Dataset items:
----------

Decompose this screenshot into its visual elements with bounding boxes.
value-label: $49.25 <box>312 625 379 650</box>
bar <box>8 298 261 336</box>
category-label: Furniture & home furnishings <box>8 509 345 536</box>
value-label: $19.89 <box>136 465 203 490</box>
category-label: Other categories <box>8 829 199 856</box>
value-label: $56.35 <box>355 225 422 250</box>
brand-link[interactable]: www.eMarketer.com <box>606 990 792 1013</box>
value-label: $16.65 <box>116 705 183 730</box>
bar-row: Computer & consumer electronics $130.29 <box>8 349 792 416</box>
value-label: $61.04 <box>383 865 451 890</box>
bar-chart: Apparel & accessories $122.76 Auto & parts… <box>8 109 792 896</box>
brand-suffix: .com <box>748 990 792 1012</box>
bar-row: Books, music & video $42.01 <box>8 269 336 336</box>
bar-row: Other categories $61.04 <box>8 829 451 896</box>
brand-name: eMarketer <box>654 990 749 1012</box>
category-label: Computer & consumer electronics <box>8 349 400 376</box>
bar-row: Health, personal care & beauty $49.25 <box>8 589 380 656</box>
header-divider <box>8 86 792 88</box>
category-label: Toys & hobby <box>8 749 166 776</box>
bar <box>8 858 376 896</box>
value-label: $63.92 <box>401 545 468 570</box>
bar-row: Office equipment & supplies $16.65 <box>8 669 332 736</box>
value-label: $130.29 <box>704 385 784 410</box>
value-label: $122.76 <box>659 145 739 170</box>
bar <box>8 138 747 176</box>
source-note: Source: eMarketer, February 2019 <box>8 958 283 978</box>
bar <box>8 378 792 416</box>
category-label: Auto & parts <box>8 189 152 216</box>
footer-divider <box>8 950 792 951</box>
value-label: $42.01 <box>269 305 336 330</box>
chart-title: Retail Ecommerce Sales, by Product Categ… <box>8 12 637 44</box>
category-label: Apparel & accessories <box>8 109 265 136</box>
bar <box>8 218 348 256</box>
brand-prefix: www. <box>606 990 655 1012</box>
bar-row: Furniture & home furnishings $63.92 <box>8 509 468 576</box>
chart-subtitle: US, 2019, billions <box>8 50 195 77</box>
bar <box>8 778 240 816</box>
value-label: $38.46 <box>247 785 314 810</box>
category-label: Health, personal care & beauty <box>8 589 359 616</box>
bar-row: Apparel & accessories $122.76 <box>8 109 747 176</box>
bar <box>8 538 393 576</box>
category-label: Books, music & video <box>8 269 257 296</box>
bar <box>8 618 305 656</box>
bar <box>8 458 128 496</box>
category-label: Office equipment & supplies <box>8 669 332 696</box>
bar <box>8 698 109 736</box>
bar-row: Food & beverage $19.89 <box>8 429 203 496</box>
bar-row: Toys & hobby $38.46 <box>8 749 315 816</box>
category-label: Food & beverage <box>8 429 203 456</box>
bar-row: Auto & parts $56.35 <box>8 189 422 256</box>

----------

*EXERCISE INSTRUCTIONS:*
Reproduce the lines above, starting with the first one and ending with the line that contains "bar-row: Furniture &", keeping both ends and changing nothing.

*EXERCISE RESULT:*
Decompose this screenshot into its visual elements with bounding boxes.
value-label: $49.25 <box>312 625 379 650</box>
bar <box>8 298 261 336</box>
category-label: Furniture & home furnishings <box>8 509 345 536</box>
value-label: $19.89 <box>136 465 203 490</box>
category-label: Other categories <box>8 829 199 856</box>
value-label: $56.35 <box>355 225 422 250</box>
brand-link[interactable]: www.eMarketer.com <box>606 990 792 1013</box>
value-label: $16.65 <box>116 705 183 730</box>
bar-row: Computer & consumer electronics $130.29 <box>8 349 792 416</box>
value-label: $61.04 <box>383 865 451 890</box>
bar-chart: Apparel & accessories $122.76 Auto & parts… <box>8 109 792 896</box>
brand-suffix: .com <box>748 990 792 1012</box>
bar-row: Books, music & video $42.01 <box>8 269 336 336</box>
bar-row: Other categories $61.04 <box>8 829 451 896</box>
brand-name: eMarketer <box>654 990 749 1012</box>
category-label: Computer & consumer electronics <box>8 349 400 376</box>
bar-row: Health, personal care & beauty $49.25 <box>8 589 380 656</box>
header-divider <box>8 86 792 88</box>
category-label: Toys & hobby <box>8 749 166 776</box>
bar <box>8 858 376 896</box>
value-label: $63.92 <box>401 545 468 570</box>
bar-row: Office equipment & supplies $16.65 <box>8 669 332 736</box>
value-label: $130.29 <box>704 385 784 410</box>
value-label: $122.76 <box>659 145 739 170</box>
bar <box>8 138 747 176</box>
source-note: Source: eMarketer, February 2019 <box>8 958 283 978</box>
bar <box>8 378 792 416</box>
category-label: Auto & parts <box>8 189 152 216</box>
footer-divider <box>8 950 792 951</box>
value-label: $42.01 <box>269 305 336 330</box>
chart-title: Retail Ecommerce Sales, by Product Categ… <box>8 12 637 44</box>
category-label: Apparel & accessories <box>8 109 265 136</box>
bar <box>8 218 348 256</box>
brand-prefix: www. <box>606 990 655 1012</box>
bar-row: Furniture & home furnishings $63.92 <box>8 509 468 576</box>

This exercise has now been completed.